-- Begin DATA PROVIDED --

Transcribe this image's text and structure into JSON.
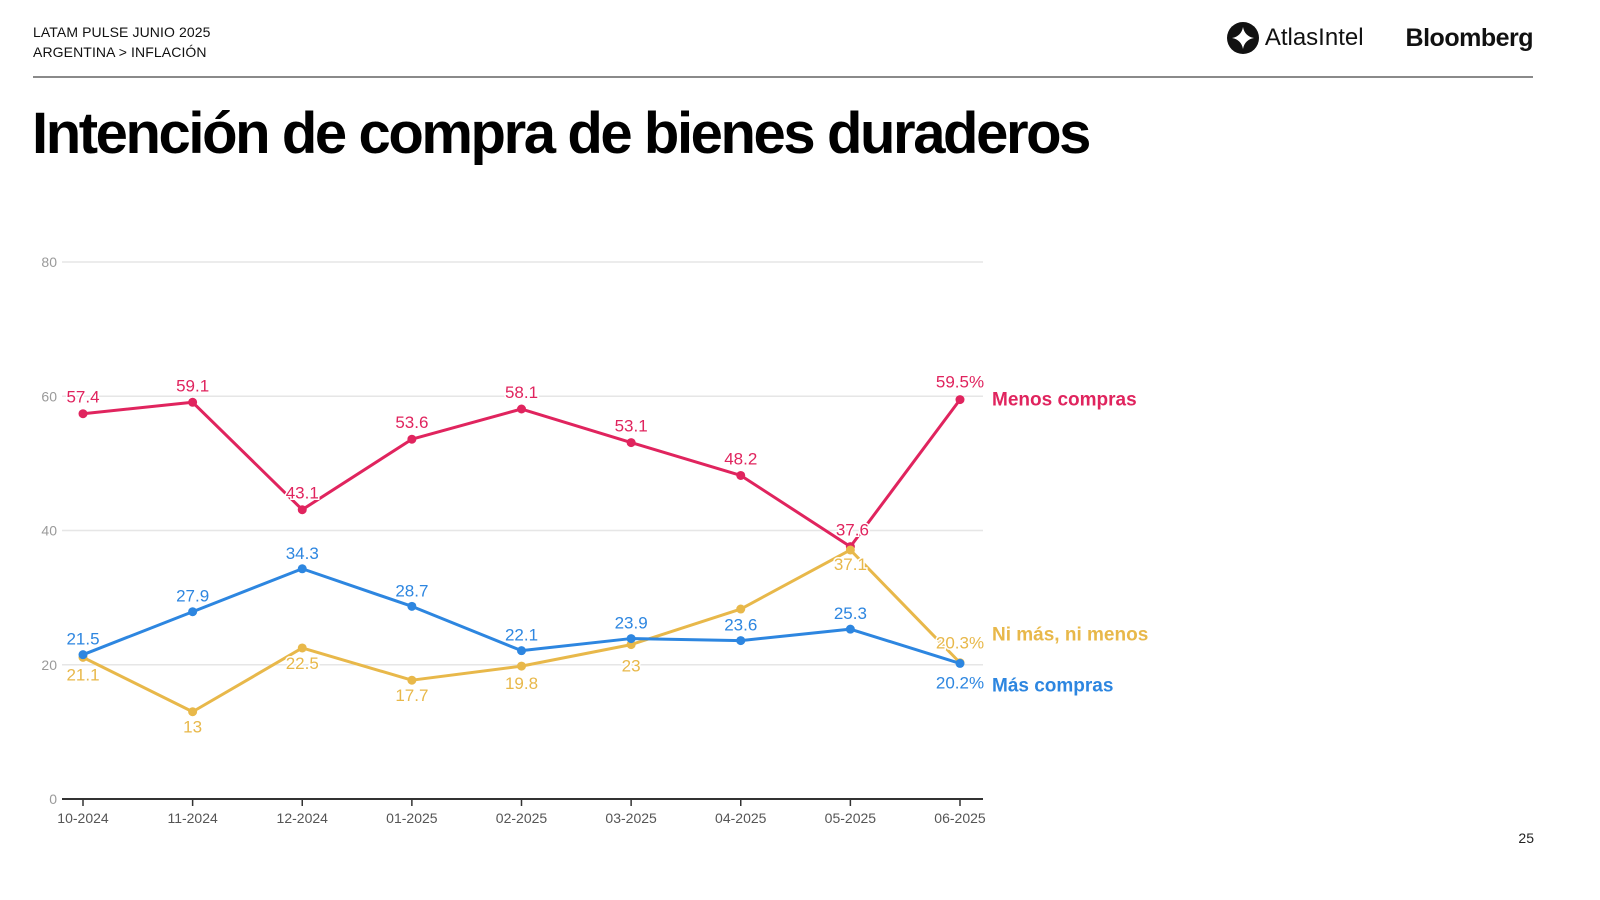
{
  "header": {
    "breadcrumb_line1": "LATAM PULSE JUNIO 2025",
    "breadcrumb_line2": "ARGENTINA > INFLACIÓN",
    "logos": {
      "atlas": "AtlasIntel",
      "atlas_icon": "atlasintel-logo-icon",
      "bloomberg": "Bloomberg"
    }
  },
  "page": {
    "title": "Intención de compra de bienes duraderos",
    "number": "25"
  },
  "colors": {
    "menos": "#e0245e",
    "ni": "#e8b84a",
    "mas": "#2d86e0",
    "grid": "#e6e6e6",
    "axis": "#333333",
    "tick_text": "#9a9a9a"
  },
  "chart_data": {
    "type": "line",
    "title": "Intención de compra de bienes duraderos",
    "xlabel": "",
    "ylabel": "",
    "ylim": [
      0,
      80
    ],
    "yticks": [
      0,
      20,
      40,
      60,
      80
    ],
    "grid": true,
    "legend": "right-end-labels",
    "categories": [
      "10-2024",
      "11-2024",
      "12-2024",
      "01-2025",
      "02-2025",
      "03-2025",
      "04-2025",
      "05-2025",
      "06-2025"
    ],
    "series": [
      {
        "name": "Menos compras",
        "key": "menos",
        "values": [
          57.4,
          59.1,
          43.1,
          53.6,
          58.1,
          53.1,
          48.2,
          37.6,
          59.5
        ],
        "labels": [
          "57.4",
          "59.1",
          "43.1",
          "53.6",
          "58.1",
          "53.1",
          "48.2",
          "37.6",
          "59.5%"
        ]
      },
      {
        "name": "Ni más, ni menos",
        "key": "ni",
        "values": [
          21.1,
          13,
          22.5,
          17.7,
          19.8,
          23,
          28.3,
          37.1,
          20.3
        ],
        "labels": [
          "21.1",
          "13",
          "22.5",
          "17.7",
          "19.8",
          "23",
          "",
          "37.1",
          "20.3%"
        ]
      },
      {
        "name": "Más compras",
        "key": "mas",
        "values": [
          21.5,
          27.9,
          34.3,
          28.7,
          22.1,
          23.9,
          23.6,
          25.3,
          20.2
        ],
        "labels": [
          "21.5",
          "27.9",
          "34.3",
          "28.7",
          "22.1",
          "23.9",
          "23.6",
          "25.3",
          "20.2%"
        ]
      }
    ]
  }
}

-- End DATA PROVIDED --
-- Begin DATA PROVIDED --

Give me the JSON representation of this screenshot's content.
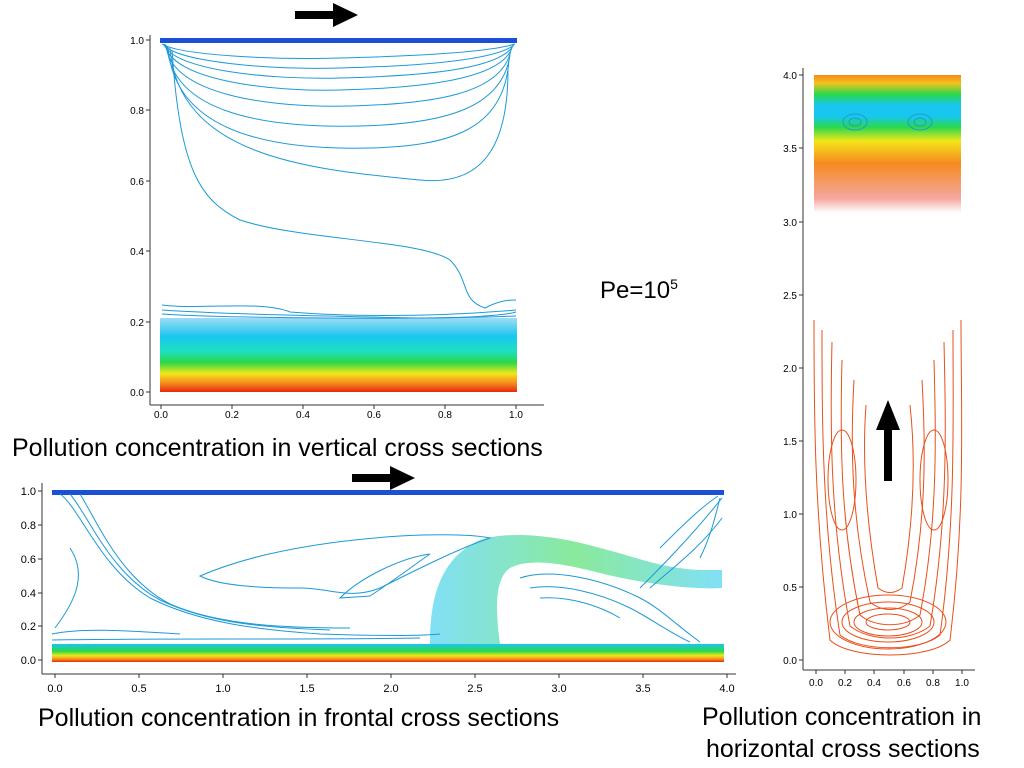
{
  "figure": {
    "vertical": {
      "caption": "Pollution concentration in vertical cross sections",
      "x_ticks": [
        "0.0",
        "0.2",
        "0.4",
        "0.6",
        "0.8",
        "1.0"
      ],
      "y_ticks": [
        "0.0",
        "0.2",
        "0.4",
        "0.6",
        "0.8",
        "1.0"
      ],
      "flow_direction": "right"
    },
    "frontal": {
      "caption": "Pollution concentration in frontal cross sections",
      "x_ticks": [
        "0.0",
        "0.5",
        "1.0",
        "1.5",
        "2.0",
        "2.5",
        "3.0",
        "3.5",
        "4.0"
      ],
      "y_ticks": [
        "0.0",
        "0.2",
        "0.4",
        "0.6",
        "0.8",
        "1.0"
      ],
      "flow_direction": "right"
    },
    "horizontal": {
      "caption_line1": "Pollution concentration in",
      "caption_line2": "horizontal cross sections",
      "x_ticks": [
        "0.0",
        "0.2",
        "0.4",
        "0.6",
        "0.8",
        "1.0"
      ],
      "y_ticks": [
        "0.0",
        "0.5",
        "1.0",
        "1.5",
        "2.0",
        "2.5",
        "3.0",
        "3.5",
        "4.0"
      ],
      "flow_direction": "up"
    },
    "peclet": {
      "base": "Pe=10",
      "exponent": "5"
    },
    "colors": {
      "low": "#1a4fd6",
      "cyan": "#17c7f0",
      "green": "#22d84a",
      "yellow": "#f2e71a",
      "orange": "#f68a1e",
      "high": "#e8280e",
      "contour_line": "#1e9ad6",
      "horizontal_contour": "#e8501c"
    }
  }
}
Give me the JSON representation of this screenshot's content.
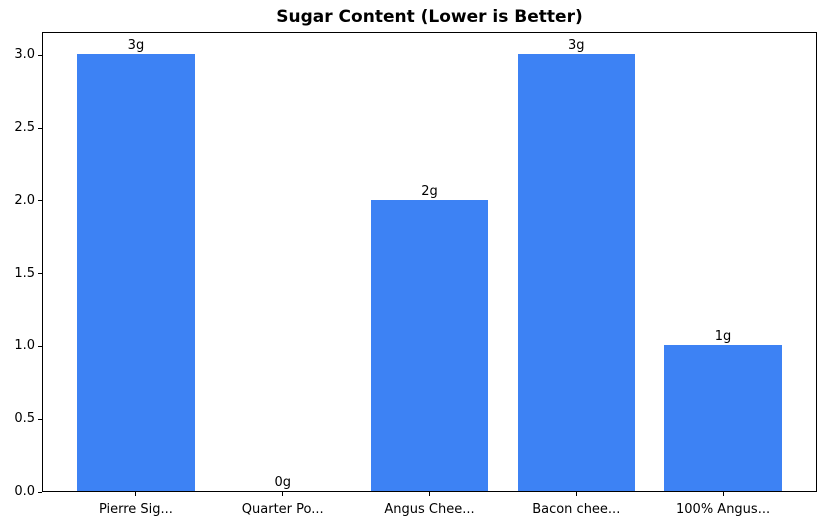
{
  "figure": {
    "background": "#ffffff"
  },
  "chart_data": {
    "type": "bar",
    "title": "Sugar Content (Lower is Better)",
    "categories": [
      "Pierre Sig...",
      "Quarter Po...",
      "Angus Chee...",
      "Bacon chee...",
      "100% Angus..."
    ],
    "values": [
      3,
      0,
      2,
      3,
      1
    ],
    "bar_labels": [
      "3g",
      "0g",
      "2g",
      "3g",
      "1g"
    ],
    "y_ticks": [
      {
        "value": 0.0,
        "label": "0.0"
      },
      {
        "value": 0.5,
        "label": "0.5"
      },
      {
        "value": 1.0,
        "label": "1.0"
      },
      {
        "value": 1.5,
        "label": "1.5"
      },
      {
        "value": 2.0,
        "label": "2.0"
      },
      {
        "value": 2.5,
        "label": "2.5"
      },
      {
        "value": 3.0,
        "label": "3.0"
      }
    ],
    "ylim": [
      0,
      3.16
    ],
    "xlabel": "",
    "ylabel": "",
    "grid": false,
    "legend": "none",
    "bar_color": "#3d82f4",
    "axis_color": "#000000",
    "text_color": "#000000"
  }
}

-- End DATA PROVIDED --

- [TASK INSTRUCTIONS]:
Find all lines with "Pollution" in them and copy each one.

- [TASK OUTPUT]:
      "caption": "Pollution concentration in vertical cross sections",
      "caption": "Pollution concentration in frontal cross sections",
      "caption_line1": "Pollution concentration in",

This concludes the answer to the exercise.